Aim of the task ▸
Put the entries into a JSON list of strings, one string per line and no blank lines. Begin at the line that has "rank-suffix: ème <box>203 523 222 533</box>" and stop after the line that has "photo-frame-third-team <box>556 612".

* start *

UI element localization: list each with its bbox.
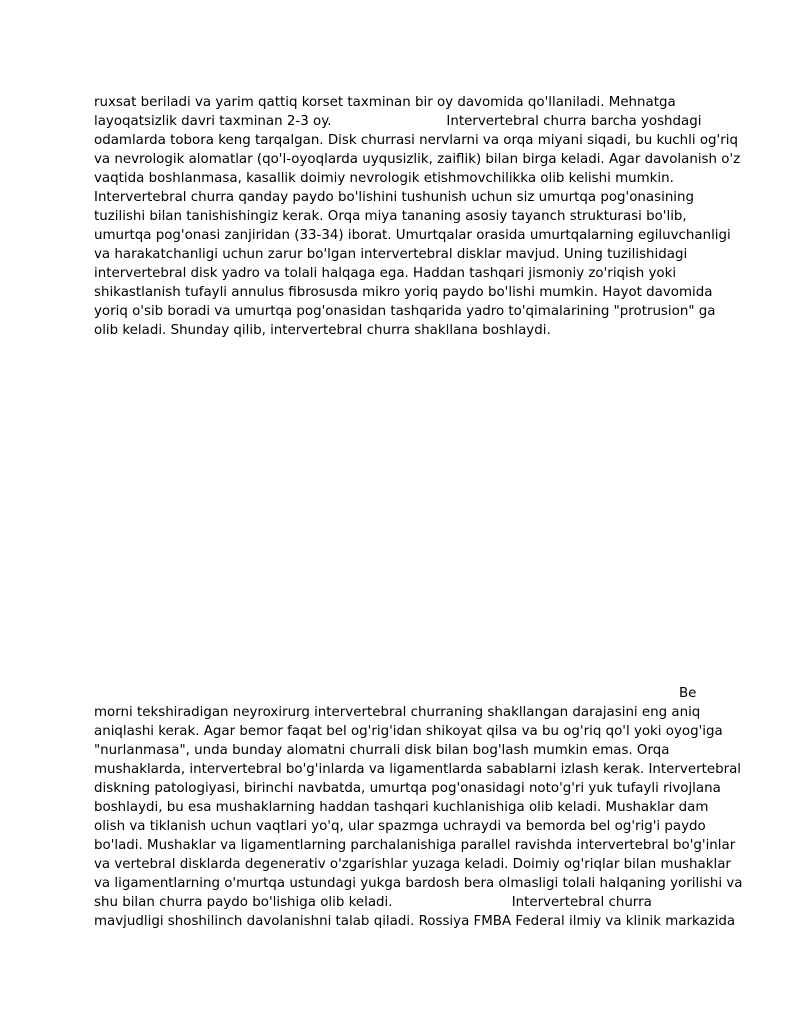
- text-line: yoriq o'sib boradi va umurtqa pog'onasidan tashqarida yadro to'qimalarining "protrusion" ga: [94, 304, 716, 319]
- text-line: va nevrologik alomatlar (qo'l-oyoqlarda uyqusizlik, zaiflik) bilan birga keladi. Agar davolanish o'z: [94, 152, 741, 167]
- text-line: mavjudligi shoshilinch davolanishni talab qiladi. Rossiya FMBA Federal ilmiy va klinik markazida: [94, 914, 736, 929]
- text-line: shikastlanish tufayli annulus fibrosusda mikro yoriq paydo bo'lishi mumkin. Hayot davomida: [94, 285, 713, 300]
- text-line: mushaklarda, intervertebral bo'g'inlarda va ligamentlarda sabablarni izlash kerak. Intervertebral: [94, 762, 741, 777]
- text-line: layoqatsizlik davri taxminan 2-3 oy. Intervertebral churra barcha yoshdagi: [94, 114, 702, 129]
- text-line: "nurlanmasa", unda bunday alomatni churrali disk bilan bog'lash mumkin emas. Orqa: [94, 743, 670, 758]
- text-line: olib keladi. Shunday qilib, intervertebral churra shakllana boshlaydi.: [94, 323, 551, 338]
- text-line: boshlaydi, bu esa mushaklarning haddan tashqari kuchlanishiga olib keladi. Mushaklar dam: [94, 800, 709, 815]
- text-line: tuzilishi bilan tanishishingiz kerak. Orqa miya tananing asosiy tayanch strukturasi bo'lib,: [94, 209, 687, 224]
- text-line: odamlarda tobora keng tarqalgan. Disk churrasi nervlarni va orqa miyani siqadi, bu kuchli og'riq: [94, 133, 738, 148]
- text-line: intervertebral disk yadro va tolali halqaga ega. Haddan tashqari jismoniy zo'riqish yoki: [94, 266, 677, 281]
- text-line: bo'ladi. Mushaklar va ligamentlarning parchalanishiga parallel ravishda intervertebral bo'g'inlar: [94, 838, 736, 853]
- text-line: va vertebral disklarda degenerativ o'zgarishlar yuzaga keladi. Doimiy og'riqlar bilan mushaklar: [94, 857, 731, 872]
- text-line: umurtqa pog'onasi zanjiridan (33-34) iborat. Umurtqalar orasida umurtqalarning egiluvchanligi: [94, 228, 731, 243]
- text-line: morni tekshiradigan neyroxirurg intervertebral churraning shakllangan darajasini eng aniq: [94, 705, 701, 720]
- text-line: Intervertebral churra qanday paydo bo'lishini tushunish uchun siz umurtqa pog'onasining: [94, 190, 695, 205]
- orphan-word-fragment: Be: [679, 686, 697, 701]
- text-line: va harakatchanligi uchun zarur bo'lgan intervertebral disklar mavjud. Uning tuzilishidagi: [94, 247, 688, 262]
- text-line: ruxsat beriladi va yarim qattiq korset taxminan bir oy davomida qo'llaniladi. Mehnatga: [94, 95, 676, 110]
- text-line: diskning patologiyasi, birinchi navbatda, umurtqa pog'onasidagi noto'g'ri yuk tufayli rivojlana: [94, 781, 721, 796]
- text-line: vaqtida boshlanmasa, kasallik doimiy nevrologik etishmovchilikka olib kelishi mumkin.: [94, 171, 674, 186]
- text-line: aniqlashi kerak. Agar bemor faqat bel og'rig'idan shikoyat qilsa va bu og'riq qo'l yoki oyog'iga: [94, 724, 723, 739]
- text-line: shu bilan churra paydo bo'lishiga olib keladi. Intervertebral churra: [94, 895, 652, 910]
- text-line: va ligamentlarning o'murtqa ustundagi yukga bardosh bera olmasligi tolali halqaning yorilishi va: [94, 876, 743, 891]
- text-line: olish va tiklanish uchun vaqtlari yo'q, ular spazmga uchraydi va bemorda bel og'rig'i paydo: [94, 819, 706, 834]
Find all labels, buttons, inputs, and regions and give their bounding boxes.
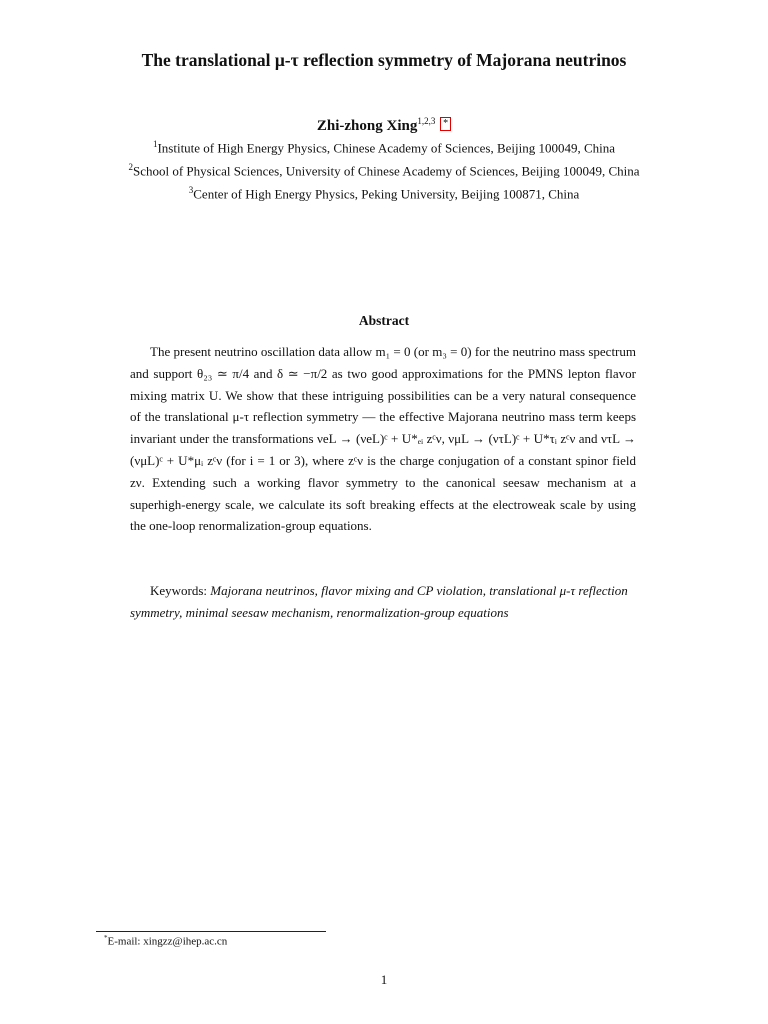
author-affil-marks: 1,2,3 [417, 116, 436, 126]
affiliation-1 [0, 139, 768, 156]
affiliation-text: School of Physical Sciences, University of Chinese Academy of Sciences, Beijing 100049, China [132, 163, 640, 179]
affiliation-text: Institute of High Energy Physics, Chinese Academy of Sciences, Beijing 100049, China [157, 140, 616, 156]
keywords-label: Keywords: [150, 583, 208, 598]
footnote-email: E-mail: xingzz@ihep.ac.cn [107, 935, 228, 948]
keywords-list: Majorana neutrinos, flavor mixing and CP violation, translational μ-τ reflection symmetry, minimal seesaw mechanism, renormalization-group equations [130, 583, 628, 620]
footnote [104, 934, 227, 948]
affiliation-mark: 3 [188, 185, 194, 195]
page-number: 1 [380, 972, 388, 987]
affiliation-3 [0, 185, 768, 202]
affiliation-text: Center of High Energy Physics, Peking University, Beijing 100871, China [193, 186, 580, 202]
keywords [130, 580, 636, 624]
author-line [0, 116, 768, 135]
affiliation-mark: 1 [152, 139, 158, 149]
footnote-link[interactable]: * [440, 117, 451, 131]
affiliation-mark: 2 [128, 162, 133, 172]
footnote-mark: * [104, 934, 108, 942]
abstract-body: The present neutrino oscillation data allow m₁ = 0 (or m₃ = 0) for the neutrino mass spectrum and support θ₂₃ ≃ π/4 and δ ≃ −π/2 as two good approximations for the PMNS lepton flavor mixing matrix U. We show that these intriguing possibilities can be a very natural consequence of the translational μ-τ reflection symmetry — the effective Majorana neutrino mass term keeps invariant under the transformations νeL → (νeL)ᶜ + U*ₑᵢ zᶜν, νμL → (ντL)ᶜ + U*τᵢ zᶜν and ντL → (νμL)ᶜ + U*μᵢ zᶜν (for i = 1 or 3), where zᶜν is the charge conjugation of a constant spinor field zν. Extending such a working flavor symmetry to the canonical seesaw mechanism at a superhigh-energy scale, we calculate its soft breaking effects at the electroweak scale by using the one-loop renormalization-group equations. [130, 344, 636, 534]
paper-title: The translational μ-τ reflection symmetry of Majorana neutrinos [141, 50, 627, 70]
affiliation-2 [0, 162, 768, 179]
footnote-rule [96, 931, 326, 932]
abstract-heading: Abstract [358, 313, 410, 328]
author-name: Zhi-zhong Xing [316, 118, 418, 134]
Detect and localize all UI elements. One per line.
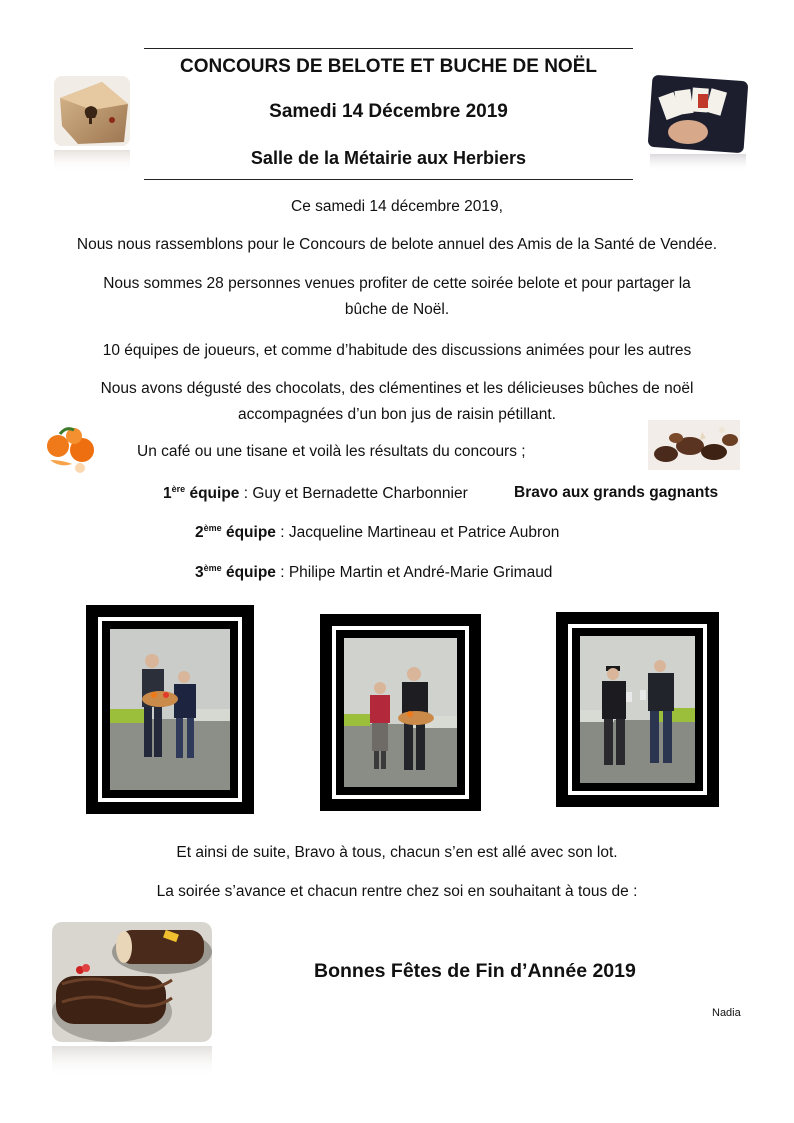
rank-suffix: ème <box>203 523 222 533</box>
result-second-team <box>195 523 559 542</box>
rank-suffix: ème <box>203 563 222 573</box>
intro-date-paragraph: Ce samedi 14 décembre 2019, <box>291 198 503 215</box>
rank-number: 1 <box>163 485 172 503</box>
teams-paragraph: 10 équipes de joueurs, et comme d’habitude des discussions animées pour les autres <box>102 342 692 359</box>
photo-frame-third-team <box>556 612 719 807</box>
third-team-photo <box>580 636 695 783</box>
header-top-rule <box>144 48 633 49</box>
clementines-icon <box>40 420 106 480</box>
results-intro-paragraph: Un café ou une tisane et voilà les résultats du concours ; <box>137 443 526 460</box>
author-signature: Nadia <box>712 1007 741 1019</box>
team-word: équipe <box>225 564 276 582</box>
farewell-paragraph: La soirée s’avance et chacun rentre chez soi en souhaitant à tous de : <box>156 883 638 900</box>
photo-frame-winners <box>86 605 254 814</box>
tasting-paragraph-line1: Nous avons dégusté des chocolats, des clémentines et les délicieuses bûches de noël <box>100 380 694 397</box>
event-venue: Salle de la Métairie aux Herbiers <box>250 148 527 168</box>
result-first-team <box>163 484 468 503</box>
yule-log-icon <box>52 922 212 1080</box>
event-title: CONCOURS DE BELOTE ET BUCHE DE NOËL <box>180 56 597 77</box>
header-bottom-rule <box>144 179 633 180</box>
rank-suffix: ère <box>171 484 186 494</box>
attendance-paragraph-line2: bûche de Noël. <box>344 301 450 318</box>
tasting-paragraph-line2: accompagnées d’un bon jus de raisin pétillant. <box>238 406 556 423</box>
photo-frame-second-team <box>320 614 481 811</box>
team-names: : Jacqueline Martineau et Patrice Aubron <box>275 524 560 542</box>
closing-paragraph: Et ainsi de suite, Bravo à tous, chacun s’en est allé avec son lot. <box>176 844 618 861</box>
winners-photo <box>110 629 230 790</box>
team-word: équipe <box>225 524 276 542</box>
season-greetings: Bonnes Fêtes de Fin d’Année 2019 <box>314 960 636 982</box>
attendance-paragraph-line1: Nous sommes 28 personnes venues profiter de cette soirée belote et pour partager la <box>103 275 691 292</box>
event-date: Samedi 14 Décembre 2019 <box>269 101 508 122</box>
playing-cards-icon <box>648 74 748 174</box>
second-team-photo <box>344 638 457 787</box>
result-third-team <box>195 563 552 582</box>
rank-number: 3 <box>195 564 204 582</box>
team-names: : Guy et Bernadette Charbonnier <box>239 485 468 503</box>
chocolates-icon <box>646 416 742 476</box>
winners-congrats: Bravo aux grands gagnants <box>514 484 719 501</box>
rank-number: 2 <box>195 524 204 542</box>
team-names: : Philipe Martin et André-Marie Grimaud <box>275 564 553 582</box>
gathering-paragraph: Nous nous rassemblons pour le Concours de belote annuel des Amis de la Santé de Vendée. <box>76 236 718 253</box>
team-word: équipe <box>189 485 240 503</box>
dice-icon <box>52 74 134 174</box>
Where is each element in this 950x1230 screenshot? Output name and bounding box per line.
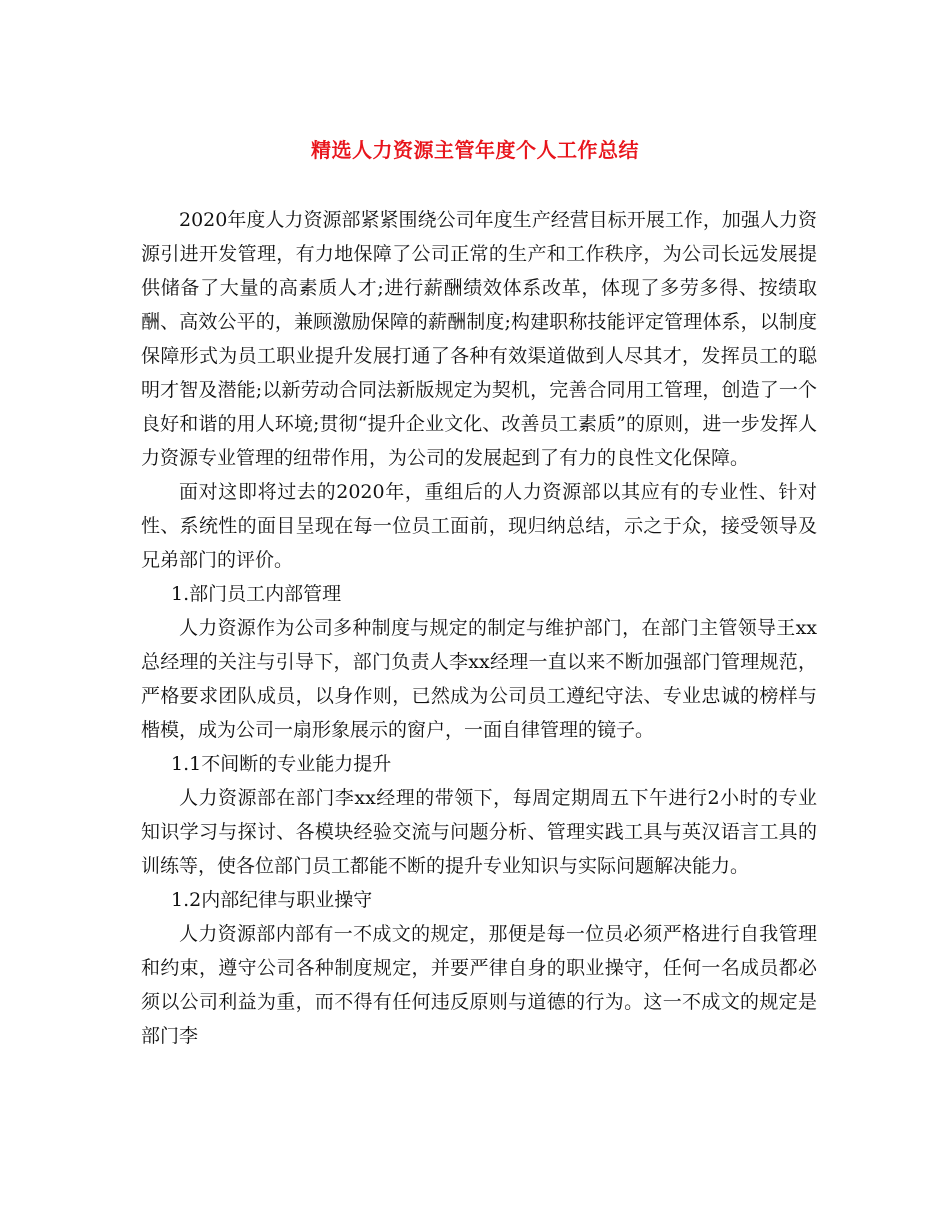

* end *

Answer to the problem ▸
[
  "rank-suffix: ème <box>203 523 222 533</box>",
  "result-second-team <box>195 523 559 542</box>",
  "rank-suffix: ème <box>203 563 222 573</box>",
  "intro-date-paragraph: Ce samedi 14 décembre 2019, <box>291 198 503 215</box>",
  "rank-number: 1 <box>163 485 172 503</box>",
  "teams-paragraph: 10 équipes de joueurs, et comme d’habitude des discussions animées pour les autres <box>102 342 692 359</box>",
  "photo-frame-third-team <box>556 612 719 807</box>"
]